** BEGIN Material to process **
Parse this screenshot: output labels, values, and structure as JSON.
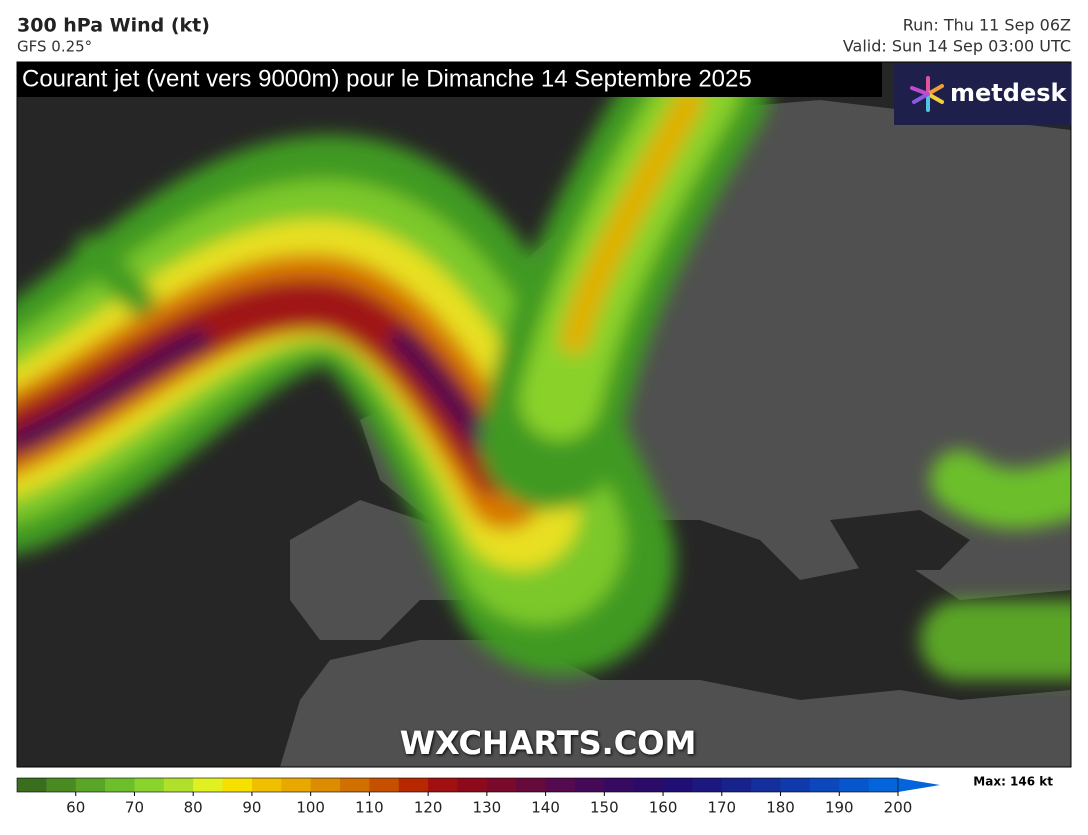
{
  "header": {
    "title": "300 hPa Wind (kt)",
    "model": "GFS 0.25°",
    "run": "Run: Thu 11 Sep 06Z",
    "valid": "Valid: Sun 14 Sep 03:00 UTC"
  },
  "banner": "Courant jet (vent vers 9000m) pour le Dimanche 14 Septembre 2025",
  "logo": "metdesk",
  "watermark": "WXCHARTS.COM",
  "legend": {
    "range": [
      50,
      200
    ],
    "ticks": [
      60,
      70,
      80,
      90,
      100,
      110,
      120,
      130,
      140,
      150,
      160,
      170,
      180,
      190,
      200
    ],
    "colors": [
      "#3a6e1e",
      "#4a8a22",
      "#5aa528",
      "#6cbf2a",
      "#8ad22c",
      "#b0e02c",
      "#e0f020",
      "#f6e000",
      "#f0c000",
      "#e8a800",
      "#dc8c00",
      "#d07000",
      "#c45000",
      "#b82800",
      "#a01010",
      "#8c0a1c",
      "#7a0a2c",
      "#660a3c",
      "#540a4c",
      "#440a58",
      "#360a60",
      "#2a0c68",
      "#200e74",
      "#1c1880",
      "#18228c",
      "#142e9c",
      "#103aac",
      "#0c48bc",
      "#0856cc",
      "#0464dc"
    ],
    "max_label": "Max: 146 kt"
  }
}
** END Material to process **
Repeat the listing above exactly, with no pictures.

Parse this screenshot: output labels, values, and structure as JSON.
{
  "header": {
    "title": "300 hPa Wind (kt)",
    "model": "GFS 0.25°",
    "run": "Run: Thu 11 Sep 06Z",
    "valid": "Valid: Sun 14 Sep 03:00 UTC"
  },
  "banner": "Courant jet (vent vers 9000m) pour le Dimanche 14 Septembre 2025",
  "logo": "metdesk",
  "watermark": "WXCHARTS.COM",
  "legend": {
    "range": [
      50,
      200
    ],
    "ticks": [
      60,
      70,
      80,
      90,
      100,
      110,
      120,
      130,
      140,
      150,
      160,
      170,
      180,
      190,
      200
    ],
    "colors": [
      "#3a6e1e",
      "#4a8a22",
      "#5aa528",
      "#6cbf2a",
      "#8ad22c",
      "#b0e02c",
      "#e0f020",
      "#f6e000",
      "#f0c000",
      "#e8a800",
      "#dc8c00",
      "#d07000",
      "#c45000",
      "#b82800",
      "#a01010",
      "#8c0a1c",
      "#7a0a2c",
      "#660a3c",
      "#540a4c",
      "#440a58",
      "#360a60",
      "#2a0c68",
      "#200e74",
      "#1c1880",
      "#18228c",
      "#142e9c",
      "#103aac",
      "#0c48bc",
      "#0856cc",
      "#0464dc"
    ],
    "max_label": "Max: 146 kt"
  }
}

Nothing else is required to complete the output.